[Extracted data entries]
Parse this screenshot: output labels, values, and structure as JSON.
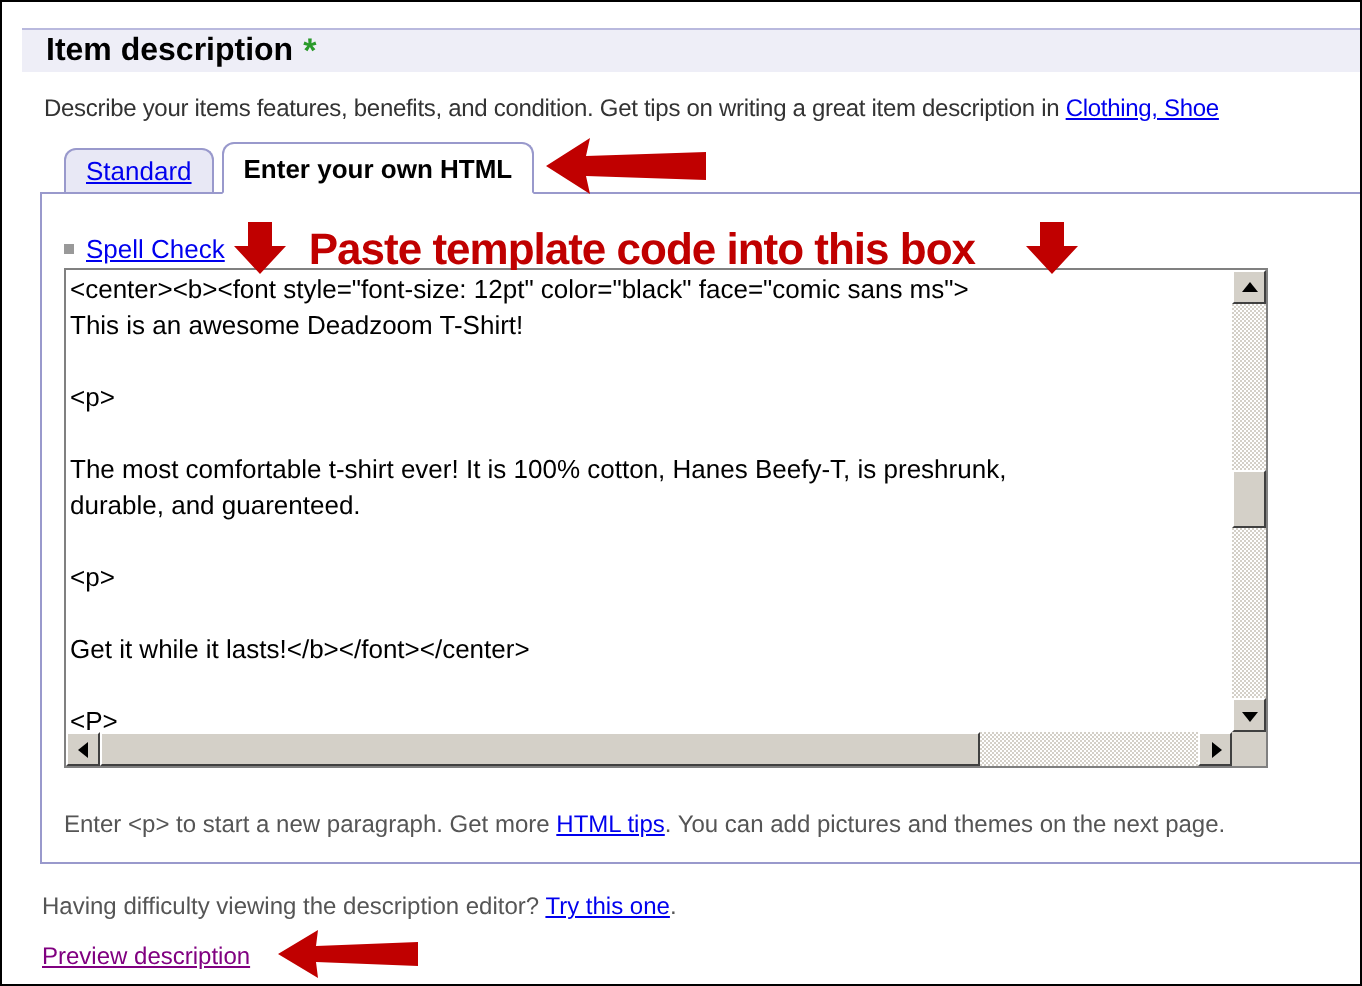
{
  "section": {
    "title": "Item description",
    "required_mark": "*",
    "intro": "Describe your items features, benefits, and condition. Get tips on writing a great item description in",
    "intro_link": "Clothing, Shoe"
  },
  "tabs": [
    {
      "label": "Standard",
      "selected": false
    },
    {
      "label": "Enter your own HTML",
      "selected": true
    }
  ],
  "spell_check": "Spell Check",
  "annotation": "Paste template code into this box",
  "editor": {
    "value": "<center><b><font style=\"font-size: 12pt\" color=\"black\" face=\"comic sans ms\">\nThis is an awesome Deadzoom T-Shirt!\n\n<p>\n\nThe most comfortable t-shirt ever! It is 100% cotton, Hanes Beefy-T, is preshrunk,\ndurable, and guarenteed.\n\n<p>\n\nGet it while it lasts!</b></font></center>\n\n<P>"
  },
  "hint": {
    "before": "Enter <p> to start a new paragraph. Get more",
    "link": "HTML tips",
    "after": ". You can add pictures and themes on the next page."
  },
  "help": {
    "text": "Having difficulty viewing the description editor?",
    "link": "Try this one",
    "after": "."
  },
  "preview_link": "Preview description"
}
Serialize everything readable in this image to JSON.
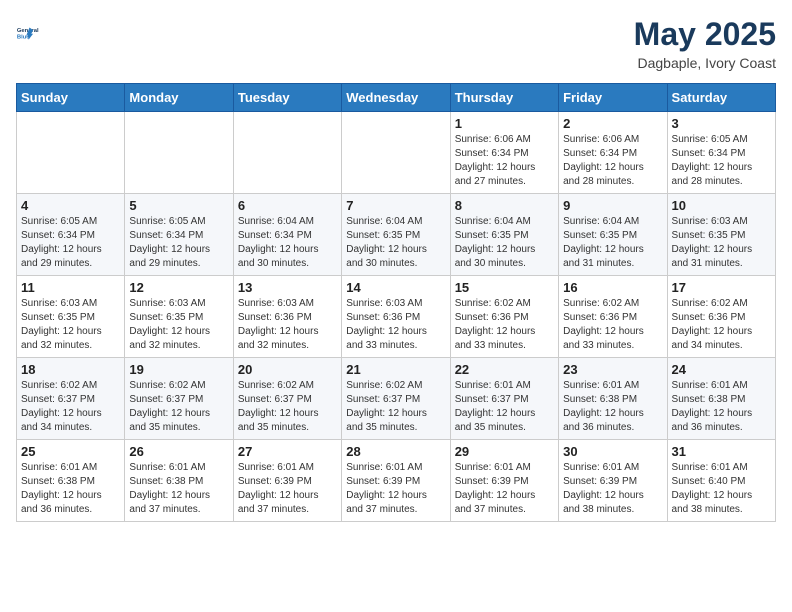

• **Exercise details**:
Pictures stay out of the copy; please restate every record above exactly.

• **Task output**:
Parse this screenshot: output labels, values, and structure as JSON.
{
  "section": {
    "title": "Item description",
    "required_mark": "*",
    "intro": "Describe your items features, benefits, and condition. Get tips on writing a great item description in",
    "intro_link": "Clothing, Shoe"
  },
  "tabs": [
    {
      "label": "Standard",
      "selected": false
    },
    {
      "label": "Enter your own HTML",
      "selected": true
    }
  ],
  "spell_check": "Spell Check",
  "annotation": "Paste template code into this box",
  "editor": {
    "value": "<center><b><font style=\"font-size: 12pt\" color=\"black\" face=\"comic sans ms\">\nThis is an awesome Deadzoom T-Shirt!\n\n<p>\n\nThe most comfortable t-shirt ever! It is 100% cotton, Hanes Beefy-T, is preshrunk,\ndurable, and guarenteed.\n\n<p>\n\nGet it while it lasts!</b></font></center>\n\n<P>"
  },
  "hint": {
    "before": "Enter <p> to start a new paragraph. Get more",
    "link": "HTML tips",
    "after": ". You can add pictures and themes on the next page."
  },
  "help": {
    "text": "Having difficulty viewing the description editor?",
    "link": "Try this one",
    "after": "."
  },
  "preview_link": "Preview description"
}
Serialize everything readable in this image to JSON.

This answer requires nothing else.